* _WRITTEN INSTRUCTION_:
Leave out any pictures and transcribe all other data below exactly.
[START DATASET]
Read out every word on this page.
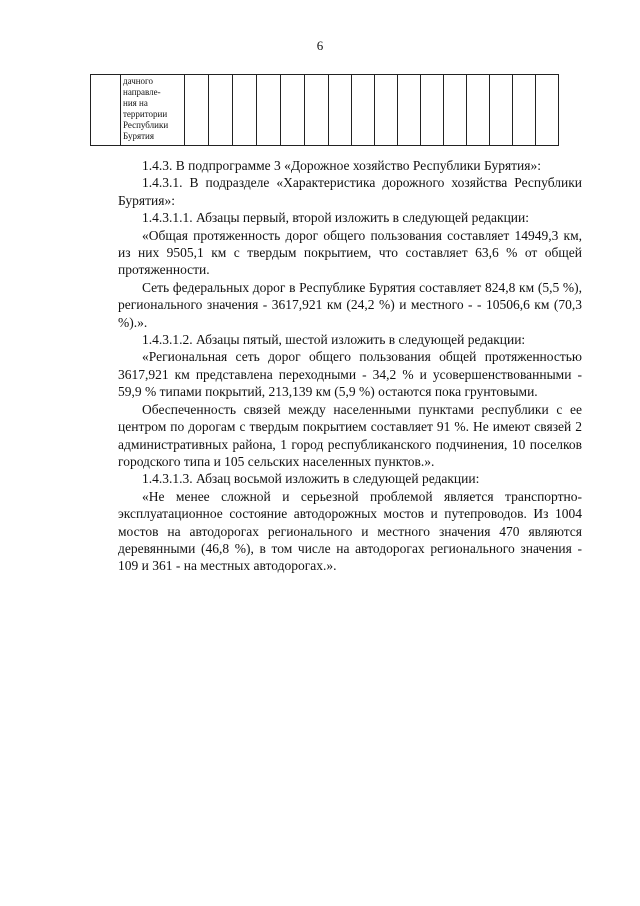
6
	дачного
направле-
ния на
территории
Республики
Бурятия																

1.4.3. В подпрограмме 3 «Дорожное хозяйство Республики Бурятия»:

1.4.3.1. В подразделе «Характеристика дорожного хозяйства Республики Бурятия»:

1.4.3.1.1. Абзацы первый, второй изложить в следующей редакции:

«Общая протяженность дорог общего пользования составляет 14949,3 км, из них 9505,1 км с твердым покрытием, что составляет 63,6 % от общей протяженности.

Сеть федеральных дорог в Республике Бурятия составляет 824,8 км (5,5 %), регионального значения - 3617,921 км (24,2 %) и местного - - 10506,6 км (70,3 %).».

1.4.3.1.2. Абзацы пятый, шестой изложить в следующей редакции:

«Региональная сеть дорог общего пользования общей протяженностью 3617,921 км представлена переходными - 34,2 % и усовершенствованными - 59,9 % типами покрытий, 213,139 км (5,9 %) остаются пока грунтовыми.

Обеспеченность связей между населенными пунктами республики с ее центром по дорогам с твердым покрытием составляет 91 %. Не имеют связей 2 административных района, 1 город республиканского подчинения, 10 поселков городского типа и 105 сельских населенных пунктов.».

1.4.3.1.3. Абзац восьмой изложить в следующей редакции:

«Не менее сложной и серьезной проблемой является транспортно-эксплуатационное состояние автодорожных мостов и путепроводов. Из 1004 мостов на автодорогах регионального и местного значения 470 являются деревянными (46,8 %), в том числе на автодорогах регионального значения - 109 и 361 - на местных автодорогах.».
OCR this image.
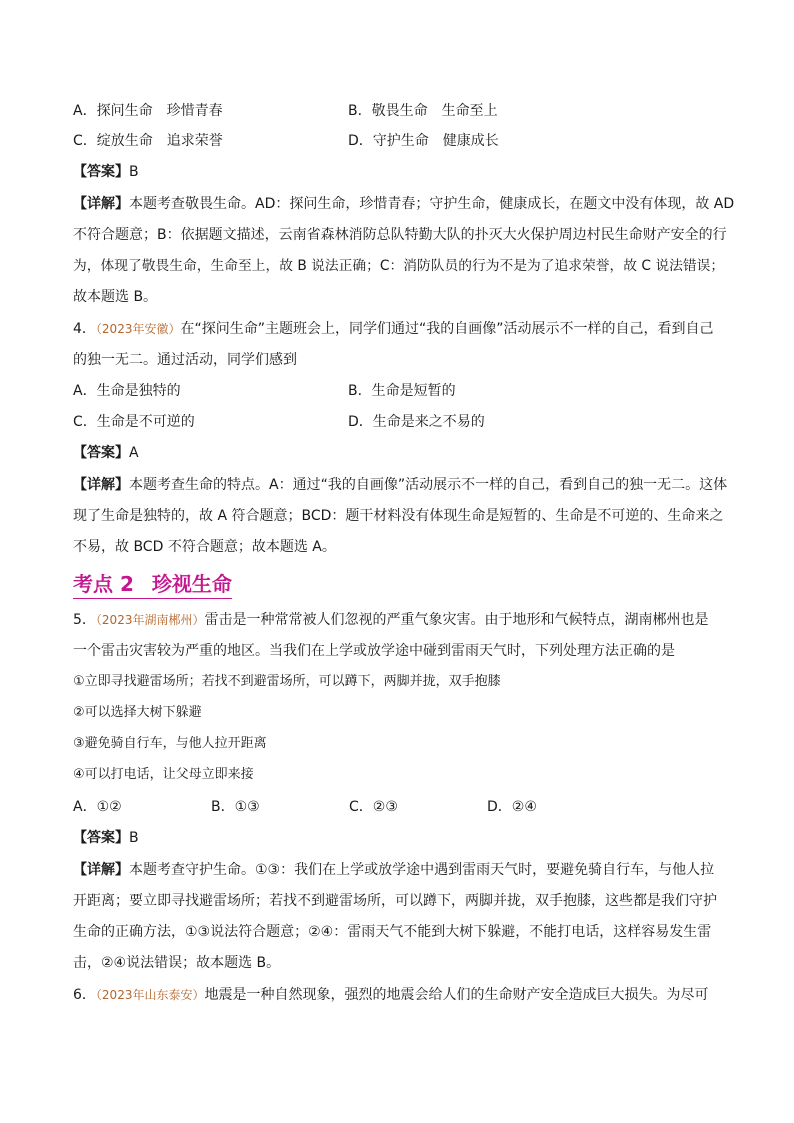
A．探问生命　珍惜青春	B．敬畏生命　生命至上
C．绽放生命　追求荣誉	D．守护生命　健康成长
【答案】B
【详解】本题考查敬畏生命。AD：探问生命，珍惜青春；守护生命，健康成长，在题文中没有体现，故 AD
不符合题意；B：依据题文描述，云南省森林消防总队特勤大队的扑灭大火保护周边村民生命财产安全的行
为，体现了敬畏生命，生命至上，故 B 说法正确；C：消防队员的行为不是为了追求荣誉，故 C 说法错误；
故本题选 B。
4．（2023年安徽）在“探问生命”主题班会上，同学们通过“我的自画像”活动展示不一样的自己，看到自己
的独一无二。通过活动，同学们感到
A．生命是独特的	B．生命是短暂的
C．生命是不可逆的	D．生命是来之不易的
【答案】A
【详解】本题考查生命的特点。A：通过“我的自画像”活动展示不一样的自己，看到自己的独一无二。这体
现了生命是独特的，故 A 符合题意；BCD：题干材料没有体现生命是短暂的、生命是不可逆的、生命来之
不易，故 BCD 不符合题意；故本题选 A。
考点 2 珍视生命
5．（2023年湖南郴州）雷击是一种常常被人们忽视的严重气象灾害。由于地形和气候特点，湖南郴州也是
一个雷击灾害较为严重的地区。当我们在上学或放学途中碰到雷雨天气时，下列处理方法正确的是
①立即寻找避雷场所；若找不到避雷场所，可以蹲下，两脚并拢，双手抱膝
②可以选择大树下躲避
③避免骑自行车，与他人拉开距离
④可以打电话，让父母立即来接
A．①②	B．①③	C．②③	D．②④
【答案】B
【详解】本题考查守护生命。①③：我们在上学或放学途中遇到雷雨天气时，要避免骑自行车，与他人拉
开距离；要立即寻找避雷场所；若找不到避雷场所，可以蹲下，两脚并拢，双手抱膝，这些都是我们守护
生命的正确方法，①③说法符合题意；②④：雷雨天气不能到大树下躲避，不能打电话，这样容易发生雷
击，②④说法错误；故本题选 B。
6．（2023年山东泰安）地震是一种自然现象，强烈的地震会给人们的生命财产安全造成巨大损失。为尽可
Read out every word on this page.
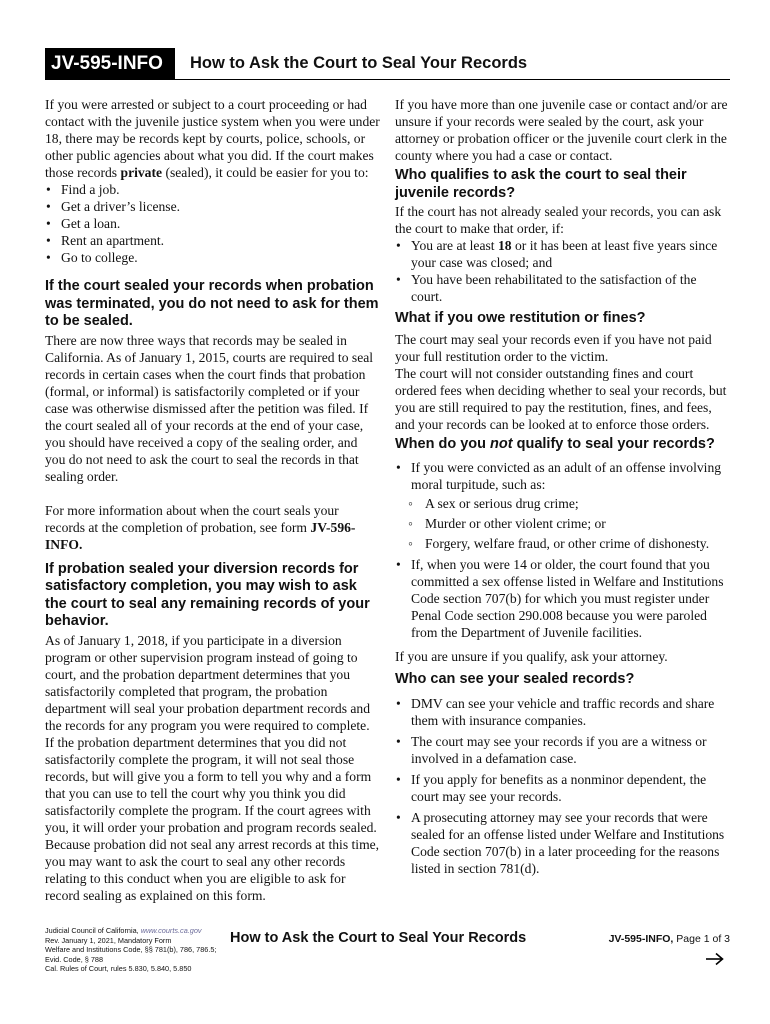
JV-595-INFO	How to Ask the Court to Seal Your Records

If you were arrested or subject to a court proceeding or had contact with the juvenile justice system when you were under 18, there may be records kept by courts, police, schools, or other public agencies about what you did. If the court makes those records private (sealed), it could be easier for you to:

• Find a job.
• Get a driver’s license.
• Get a loan.
• Rent an apartment.
• Go to college.
If the court sealed your records when probation was terminated, you do not need to ask for them to be sealed.

There are now three ways that records may be sealed in California. As of January 1, 2015, courts are required to seal records in certain cases when the court finds that probation (formal, or informal) is satisfactorily completed or if your case was otherwise dismissed after the petition was filed. If the court sealed all of your records at the end of your case, you should have received a copy of the sealing order, and you do not need to ask the court to seal the records in that sealing order.

For more information about when the court seals your records at the completion of probation, see form JV-596-INFO.

If probation sealed your diversion records for satisfactory completion, you may wish to ask the court to seal any remaining records of your behavior.

As of January 1, 2018, if you participate in a diversion program or other supervision program instead of going to court, and the probation department determines that you satisfactorily completed that program, the probation department will seal your probation department records and the records for any program you were required to complete. If the probation department determines that you did not satisfactorily complete the program, it will not seal those records, but will give you a form to tell you why and a form that you can use to tell the court why you think you did satisfactorily complete the program. If the court agrees with you, it will order your probation and program records sealed. Because probation did not seal any arrest records at this time, you may want to ask the court to seal any other records relating to this conduct when you are eligible to ask for record sealing as explained on this form.

If you have more than one juvenile case or contact and/or are unsure if your records were sealed by the court, ask your attorney or probation officer or the juvenile court clerk in the county where you had a case or contact.

Who qualifies to ask the court to seal their juvenile records?

If the court has not already sealed your records, you can ask the court to make that order, if:

• You are at least 18 or it has been at least five years since your case was closed; and
• You have been rehabilitated to the satisfaction of the court.
What if you owe restitution or fines?

The court may seal your records even if you have not paid your full restitution order to the victim.

The court will not consider outstanding fines and court ordered fees when deciding whether to seal your records, but you are still required to pay the restitution, fines, and fees, and your records can be looked at to enforce those orders.

When do you not qualify to seal your records?
• If you were convicted as an adult of an offense involving moral turpitude, such as:
◦ A sex or serious drug crime;
◦ Murder or other violent crime; or
◦ Forgery, welfare fraud, or other crime of dishonesty.
• If, when you were 14 or older, the court found that you committed a sex offense listed in Welfare and Institutions Code section 707(b) for which you must register under Penal Code section 290.008 because you were paroled from the Department of Juvenile facilities.

If you are unsure if you qualify, ask your attorney.

Who can see your sealed records?
• DMV can see your vehicle and traffic records and share them with insurance companies.
• The court may see your records if you are a witness or involved in a defamation case.
• If you apply for benefits as a nonminor dependent, the court may see your records.
• A prosecuting attorney may see your records that were sealed for an offense listed under Welfare and Institutions Code section 707(b) in a later proceeding for the reasons listed in section 781(d).
Judicial Council of California, www.courts.ca.gov
Rev. January 1, 2021, Mandatory Form
Welfare and Institutions Code, §§ 781(b), 786, 786.5;
Evid. Code, § 788
Cal. Rules of Court, rules 5.830, 5.840, 5.850
How to Ask the Court to Seal Your Records	JV-595-INFO, Page 1 of 3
[END DATASET]
* _OUTPUT FOR THIS TASK_:
Read out every word on this page.
6
	дачного
направле-
ния на
территории
Республики
Бурятия																

1.4.3. В подпрограмме 3 «Дорожное хозяйство Республики Бурятия»:

1.4.3.1. В подразделе «Характеристика дорожного хозяйства Республики Бурятия»:

1.4.3.1.1. Абзацы первый, второй изложить в следующей редакции:

«Общая протяженность дорог общего пользования составляет 14949,3 км, из них 9505,1 км с твердым покрытием, что составляет 63,6 % от общей протяженности.

Сеть федеральных дорог в Республике Бурятия составляет 824,8 км (5,5 %), регионального значения - 3617,921 км (24,2 %) и местного - - 10506,6 км (70,3 %).».

1.4.3.1.2. Абзацы пятый, шестой изложить в следующей редакции:

«Региональная сеть дорог общего пользования общей протяженностью 3617,921 км представлена переходными - 34,2 % и усовершенствованными - 59,9 % типами покрытий, 213,139 км (5,9 %) остаются пока грунтовыми.

Обеспеченность связей между населенными пунктами республики с ее центром по дорогам с твердым покрытием составляет 91 %. Не имеют связей 2 административных района, 1 город республиканского подчинения, 10 поселков городского типа и 105 сельских населенных пунктов.».

1.4.3.1.3. Абзац восьмой изложить в следующей редакции:

«Не менее сложной и серьезной проблемой является транспортно-эксплуатационное состояние автодорожных мостов и путепроводов. Из 1004 мостов на автодорогах регионального и местного значения 470 являются деревянными (46,8 %), в том числе на автодорогах регионального значения - 109 и 361 - на местных автодорогах.».
OCR this image.
A．探问生命　珍惜青春	B．敬畏生命　生命至上
C．绽放生命　追求荣誉	D．守护生命　健康成长
【答案】B
【详解】本题考查敬畏生命。AD：探问生命，珍惜青春；守护生命，健康成长，在题文中没有体现，故 AD
不符合题意；B：依据题文描述，云南省森林消防总队特勤大队的扑灭大火保护周边村民生命财产安全的行
为，体现了敬畏生命，生命至上，故 B 说法正确；C：消防队员的行为不是为了追求荣誉，故 C 说法错误；
故本题选 B。
4．（2023年安徽）在“探问生命”主题班会上，同学们通过“我的自画像”活动展示不一样的自己，看到自己
的独一无二。通过活动，同学们感到
A．生命是独特的	B．生命是短暂的
C．生命是不可逆的	D．生命是来之不易的
【答案】A
【详解】本题考查生命的特点。A：通过“我的自画像”活动展示不一样的自己，看到自己的独一无二。这体
现了生命是独特的，故 A 符合题意；BCD：题干材料没有体现生命是短暂的、生命是不可逆的、生命来之
不易，故 BCD 不符合题意；故本题选 A。
考点 2 珍视生命
5．（2023年湖南郴州）雷击是一种常常被人们忽视的严重气象灾害。由于地形和气候特点，湖南郴州也是
一个雷击灾害较为严重的地区。当我们在上学或放学途中碰到雷雨天气时，下列处理方法正确的是
①立即寻找避雷场所；若找不到避雷场所，可以蹲下，两脚并拢，双手抱膝
②可以选择大树下躲避
③避免骑自行车，与他人拉开距离
④可以打电话，让父母立即来接
A．①②	B．①③	C．②③	D．②④
【答案】B
【详解】本题考查守护生命。①③：我们在上学或放学途中遇到雷雨天气时，要避免骑自行车，与他人拉
开距离；要立即寻找避雷场所；若找不到避雷场所，可以蹲下，两脚并拢，双手抱膝，这些都是我们守护
生命的正确方法，①③说法符合题意；②④：雷雨天气不能到大树下躲避，不能打电话，这样容易发生雷
击，②④说法错误；故本题选 B。
6．（2023年山东泰安）地震是一种自然现象，强烈的地震会给人们的生命财产安全造成巨大损失。为尽可
Read out every word on this page.
JV-595-INFO	How to Ask the Court to Seal Your Records

If you were arrested or subject to a court proceeding or had contact with the juvenile justice system when you were under 18, there may be records kept by courts, police, schools, or other public agencies about what you did. If the court makes those records private (sealed), it could be easier for you to:

• Find a job.
• Get a driver’s license.
• Get a loan.
• Rent an apartment.
• Go to college.
If the court sealed your records when probation was terminated, you do not need to ask for them to be sealed.

There are now three ways that records may be sealed in California. As of January 1, 2015, courts are required to seal records in certain cases when the court finds that probation (formal, or informal) is satisfactorily completed or if your case was otherwise dismissed after the petition was filed. If the court sealed all of your records at the end of your case, you should have received a copy of the sealing order, and you do not need to ask the court to seal the records in that sealing order.

For more information about when the court seals your records at the completion of probation, see form JV-596-INFO.

If probation sealed your diversion records for satisfactory completion, you may wish to ask the court to seal any remaining records of your behavior.

As of January 1, 2018, if you participate in a diversion program or other supervision program instead of going to court, and the probation department determines that you satisfactorily completed that program, the probation department will seal your probation department records and the records for any program you were required to complete. If the probation department determines that you did not satisfactorily complete the program, it will not seal those records, but will give you a form to tell you why and a form that you can use to tell the court why you think you did satisfactorily complete the program. If the court agrees with you, it will order your probation and program records sealed. Because probation did not seal any arrest records at this time, you may want to ask the court to seal any other records relating to this conduct when you are eligible to ask for record sealing as explained on this form.

If you have more than one juvenile case or contact and/or are unsure if your records were sealed by the court, ask your attorney or probation officer or the juvenile court clerk in the county where you had a case or contact.

Who qualifies to ask the court to seal their juvenile records?

If the court has not already sealed your records, you can ask the court to make that order, if:

• You are at least 18 or it has been at least five years since your case was closed; and
• You have been rehabilitated to the satisfaction of the court.
What if you owe restitution or fines?

The court may seal your records even if you have not paid your full restitution order to the victim.

The court will not consider outstanding fines and court ordered fees when deciding whether to seal your records, but you are still required to pay the restitution, fines, and fees, and your records can be looked at to enforce those orders.

When do you not qualify to seal your records?
• If you were convicted as an adult of an offense involving moral turpitude, such as:
◦ A sex or serious drug crime;
◦ Murder or other violent crime; or
◦ Forgery, welfare fraud, or other crime of dishonesty.
• If, when you were 14 or older, the court found that you committed a sex offense listed in Welfare and Institutions Code section 707(b) for which you must register under Penal Code section 290.008 because you were paroled from the Department of Juvenile facilities.

If you are unsure if you qualify, ask your attorney.

Who can see your sealed records?
• DMV can see your vehicle and traffic records and share them with insurance companies.
• The court may see your records if you are a witness or involved in a defamation case.
• If you apply for benefits as a nonminor dependent, the court may see your records.
• A prosecuting attorney may see your records that were sealed for an offense listed under Welfare and Institutions Code section 707(b) in a later proceeding for the reasons listed in section 781(d).
Judicial Council of California, www.courts.ca.gov
Rev. January 1, 2021, Mandatory Form
Welfare and Institutions Code, §§ 781(b), 786, 786.5;
Evid. Code, § 788
Cal. Rules of Court, rules 5.830, 5.840, 5.850
How to Ask the Court to Seal Your Records	JV-595-INFO, Page 1 of 3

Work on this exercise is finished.